Part of a data file
--- BEGIN ---

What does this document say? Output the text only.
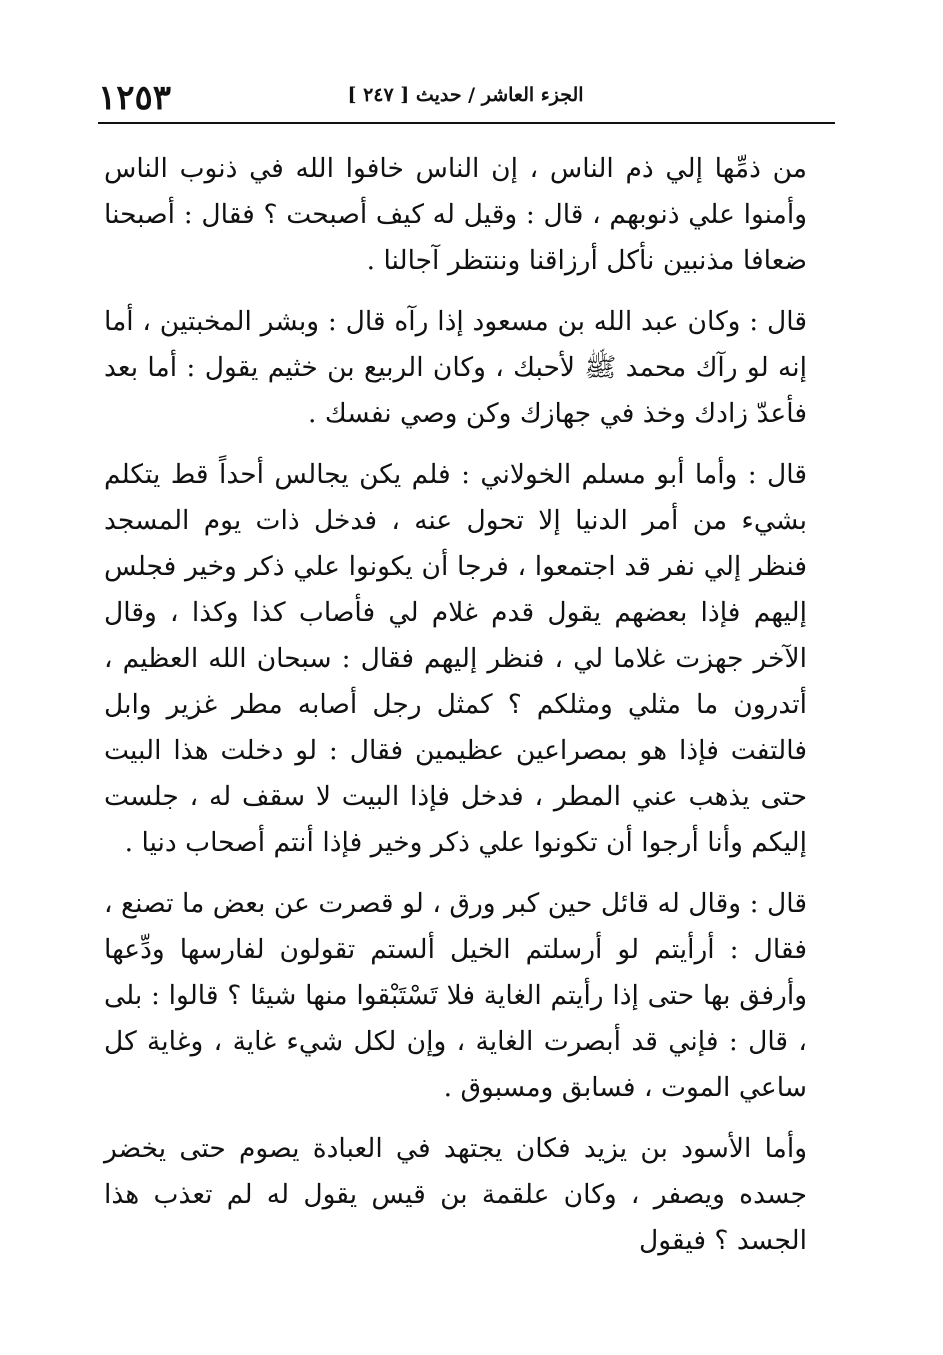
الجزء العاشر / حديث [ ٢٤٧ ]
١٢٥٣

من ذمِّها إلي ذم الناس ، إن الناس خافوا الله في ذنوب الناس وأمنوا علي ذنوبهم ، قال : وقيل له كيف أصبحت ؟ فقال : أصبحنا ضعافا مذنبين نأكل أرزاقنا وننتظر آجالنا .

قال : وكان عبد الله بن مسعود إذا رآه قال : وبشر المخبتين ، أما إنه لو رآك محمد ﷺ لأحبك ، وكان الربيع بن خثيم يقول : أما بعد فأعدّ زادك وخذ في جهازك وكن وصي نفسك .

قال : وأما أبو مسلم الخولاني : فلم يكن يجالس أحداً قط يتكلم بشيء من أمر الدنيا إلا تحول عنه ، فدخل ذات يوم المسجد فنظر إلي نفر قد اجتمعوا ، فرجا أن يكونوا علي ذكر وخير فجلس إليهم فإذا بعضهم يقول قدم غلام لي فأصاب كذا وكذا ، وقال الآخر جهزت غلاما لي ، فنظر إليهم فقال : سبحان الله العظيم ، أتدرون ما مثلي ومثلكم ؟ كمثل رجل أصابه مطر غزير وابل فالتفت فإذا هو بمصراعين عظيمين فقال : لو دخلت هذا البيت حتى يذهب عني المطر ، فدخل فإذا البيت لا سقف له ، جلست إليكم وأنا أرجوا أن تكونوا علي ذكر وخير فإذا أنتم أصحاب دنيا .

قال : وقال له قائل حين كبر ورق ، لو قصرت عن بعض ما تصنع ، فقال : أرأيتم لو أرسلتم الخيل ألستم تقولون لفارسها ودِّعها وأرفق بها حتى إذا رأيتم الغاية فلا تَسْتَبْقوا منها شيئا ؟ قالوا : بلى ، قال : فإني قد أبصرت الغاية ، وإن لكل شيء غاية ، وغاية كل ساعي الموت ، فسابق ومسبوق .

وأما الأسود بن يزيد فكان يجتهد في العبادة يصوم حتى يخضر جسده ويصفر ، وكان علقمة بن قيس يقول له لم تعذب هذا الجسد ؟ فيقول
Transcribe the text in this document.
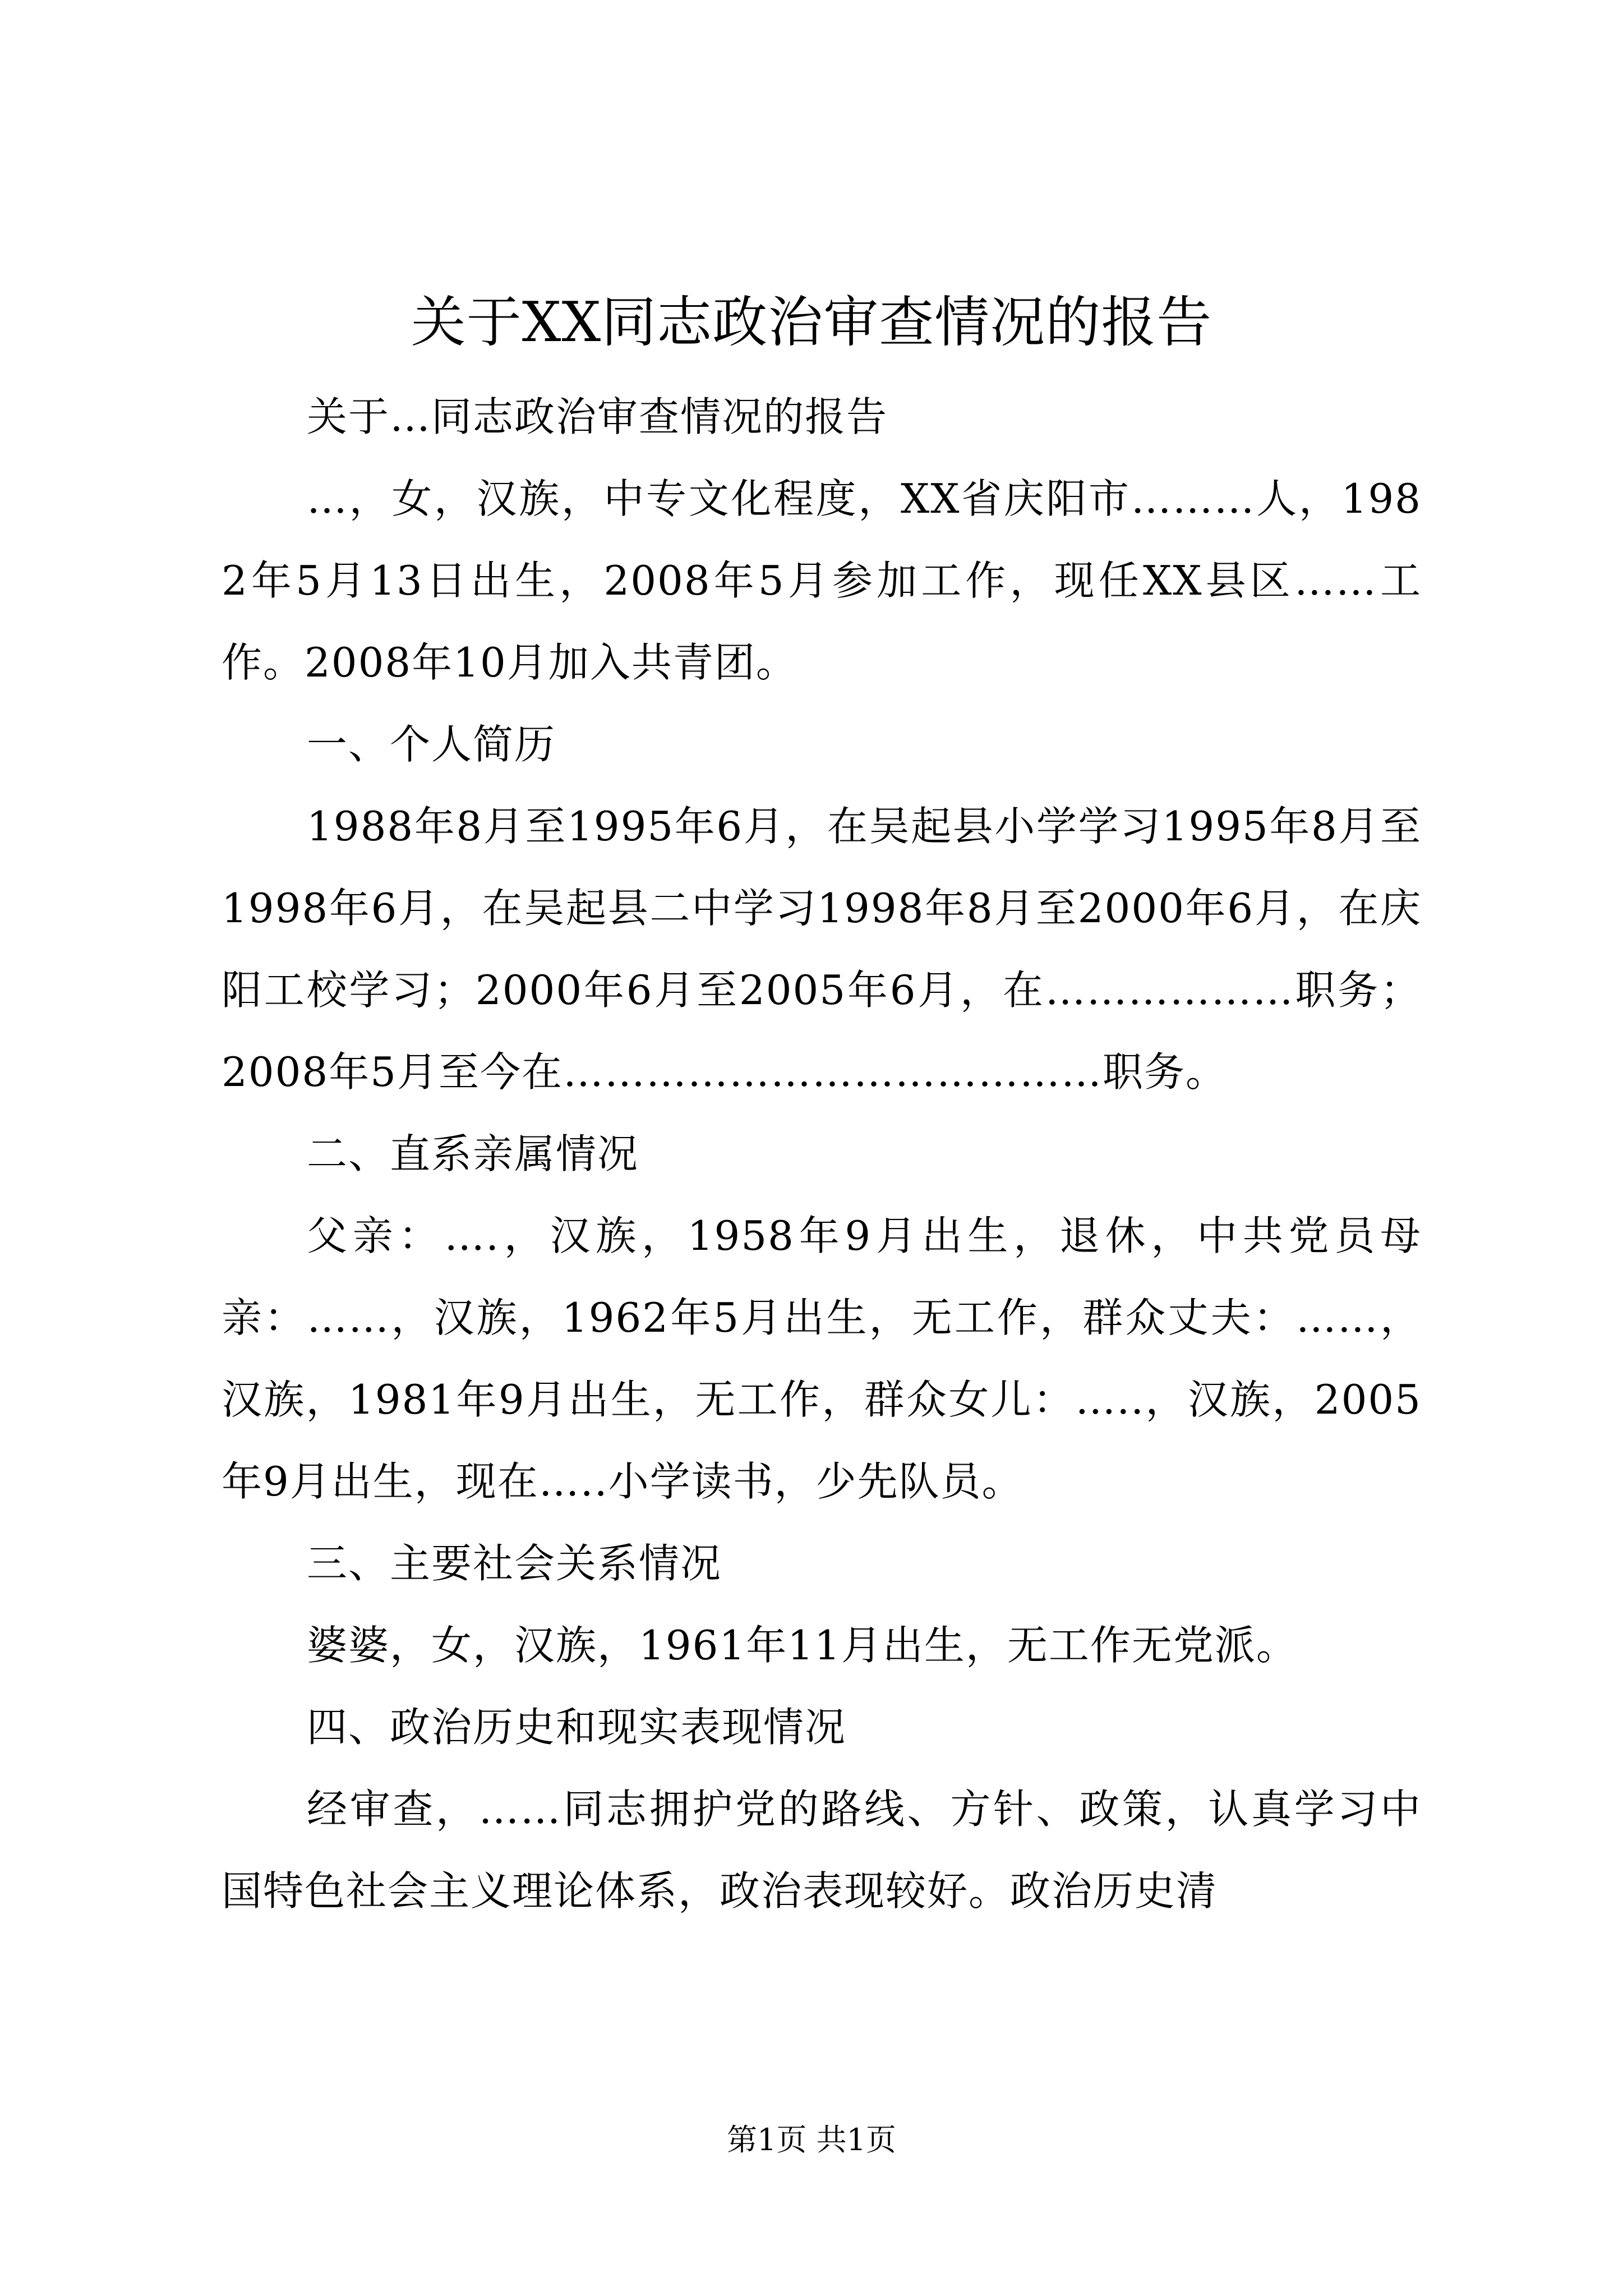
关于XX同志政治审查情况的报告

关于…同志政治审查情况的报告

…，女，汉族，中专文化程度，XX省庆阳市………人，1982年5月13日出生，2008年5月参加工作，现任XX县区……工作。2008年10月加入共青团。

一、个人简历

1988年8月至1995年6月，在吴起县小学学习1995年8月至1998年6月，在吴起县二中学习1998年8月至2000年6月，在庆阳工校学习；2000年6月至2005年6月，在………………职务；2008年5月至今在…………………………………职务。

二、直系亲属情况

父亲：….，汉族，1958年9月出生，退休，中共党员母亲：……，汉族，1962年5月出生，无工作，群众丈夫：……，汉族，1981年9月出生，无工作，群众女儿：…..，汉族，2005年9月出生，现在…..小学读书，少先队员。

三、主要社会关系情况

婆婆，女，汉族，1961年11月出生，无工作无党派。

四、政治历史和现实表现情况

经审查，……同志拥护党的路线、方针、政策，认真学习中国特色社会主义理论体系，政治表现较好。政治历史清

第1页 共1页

--- END ---

DIRECTION>
Emit the lines of the data above from the one containing "Transcribe the text in this document." through its final line, both endpoints included. Pictures do not belong in the output.

EXERCISE SOLUTION>
Transcribe the text in this document.
关于XX同志政治审查情况的报告

关于…同志政治审查情况的报告

…，女，汉族，中专文化程度，XX省庆阳市………人，1982年5月13日出生，2008年5月参加工作，现任XX县区……工作。2008年10月加入共青团。

一、个人简历

1988年8月至1995年6月，在吴起县小学学习1995年8月至1998年6月，在吴起县二中学习1998年8月至2000年6月，在庆阳工校学习；2000年6月至2005年6月，在………………职务；2008年5月至今在…………………………………职务。

二、直系亲属情况

父亲：….，汉族，1958年9月出生，退休，中共党员母亲：……，汉族，1962年5月出生，无工作，群众丈夫：……，汉族，1981年9月出生，无工作，群众女儿：…..，汉族，2005年9月出生，现在…..小学读书，少先队员。

三、主要社会关系情况

婆婆，女，汉族，1961年11月出生，无工作无党派。

四、政治历史和现实表现情况

经审查，……同志拥护党的路线、方针、政策，认真学习中国特色社会主义理论体系，政治表现较好。政治历史清

第1页 共1页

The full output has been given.